- [Exercise goal]
Only the number is wanted: how many lines hold the word "KOZMA"?

(Dataset entries)
:::::
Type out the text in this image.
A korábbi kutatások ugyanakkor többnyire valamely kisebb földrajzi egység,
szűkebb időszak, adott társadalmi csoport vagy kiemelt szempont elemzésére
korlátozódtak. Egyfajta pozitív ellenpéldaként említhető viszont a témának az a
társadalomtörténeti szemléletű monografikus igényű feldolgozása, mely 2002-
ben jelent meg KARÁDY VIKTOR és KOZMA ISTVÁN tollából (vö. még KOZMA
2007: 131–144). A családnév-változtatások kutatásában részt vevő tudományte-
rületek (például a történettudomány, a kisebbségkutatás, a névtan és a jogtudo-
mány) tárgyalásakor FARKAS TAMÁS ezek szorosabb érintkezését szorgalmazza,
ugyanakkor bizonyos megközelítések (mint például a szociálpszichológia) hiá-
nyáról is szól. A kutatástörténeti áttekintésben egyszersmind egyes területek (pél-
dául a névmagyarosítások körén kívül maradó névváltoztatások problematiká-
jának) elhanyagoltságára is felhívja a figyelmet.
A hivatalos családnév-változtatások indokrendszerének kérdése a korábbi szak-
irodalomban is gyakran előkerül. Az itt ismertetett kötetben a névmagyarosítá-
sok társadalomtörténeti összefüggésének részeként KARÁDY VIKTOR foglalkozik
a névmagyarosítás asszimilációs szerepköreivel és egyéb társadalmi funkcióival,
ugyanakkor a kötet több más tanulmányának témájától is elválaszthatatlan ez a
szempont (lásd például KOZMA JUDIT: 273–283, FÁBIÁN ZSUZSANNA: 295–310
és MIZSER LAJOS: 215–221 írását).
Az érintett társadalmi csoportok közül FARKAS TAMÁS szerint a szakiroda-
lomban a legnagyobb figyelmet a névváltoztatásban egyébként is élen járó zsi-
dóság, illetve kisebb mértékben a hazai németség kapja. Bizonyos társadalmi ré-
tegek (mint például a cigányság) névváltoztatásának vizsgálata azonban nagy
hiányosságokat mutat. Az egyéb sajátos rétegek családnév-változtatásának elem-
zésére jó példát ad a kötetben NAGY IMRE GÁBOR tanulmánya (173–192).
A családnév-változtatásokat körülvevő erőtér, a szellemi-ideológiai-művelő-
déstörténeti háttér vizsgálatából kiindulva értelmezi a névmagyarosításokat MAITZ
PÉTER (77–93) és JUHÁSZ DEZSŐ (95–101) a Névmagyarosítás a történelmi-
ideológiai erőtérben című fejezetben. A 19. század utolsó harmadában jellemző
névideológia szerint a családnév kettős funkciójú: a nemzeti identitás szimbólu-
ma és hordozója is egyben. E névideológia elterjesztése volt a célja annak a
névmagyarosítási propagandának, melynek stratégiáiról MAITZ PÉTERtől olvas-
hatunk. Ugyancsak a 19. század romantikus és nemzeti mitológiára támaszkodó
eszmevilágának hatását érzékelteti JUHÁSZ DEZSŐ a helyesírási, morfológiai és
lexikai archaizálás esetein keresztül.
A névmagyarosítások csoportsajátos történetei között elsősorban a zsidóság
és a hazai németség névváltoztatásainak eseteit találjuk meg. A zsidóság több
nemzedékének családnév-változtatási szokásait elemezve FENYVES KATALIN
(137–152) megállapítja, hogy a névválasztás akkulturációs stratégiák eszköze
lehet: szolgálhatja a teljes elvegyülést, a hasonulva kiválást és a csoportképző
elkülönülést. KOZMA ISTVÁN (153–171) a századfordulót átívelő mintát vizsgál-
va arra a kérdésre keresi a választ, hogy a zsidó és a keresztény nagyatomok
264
:::::
- [Solution to the exercise]
3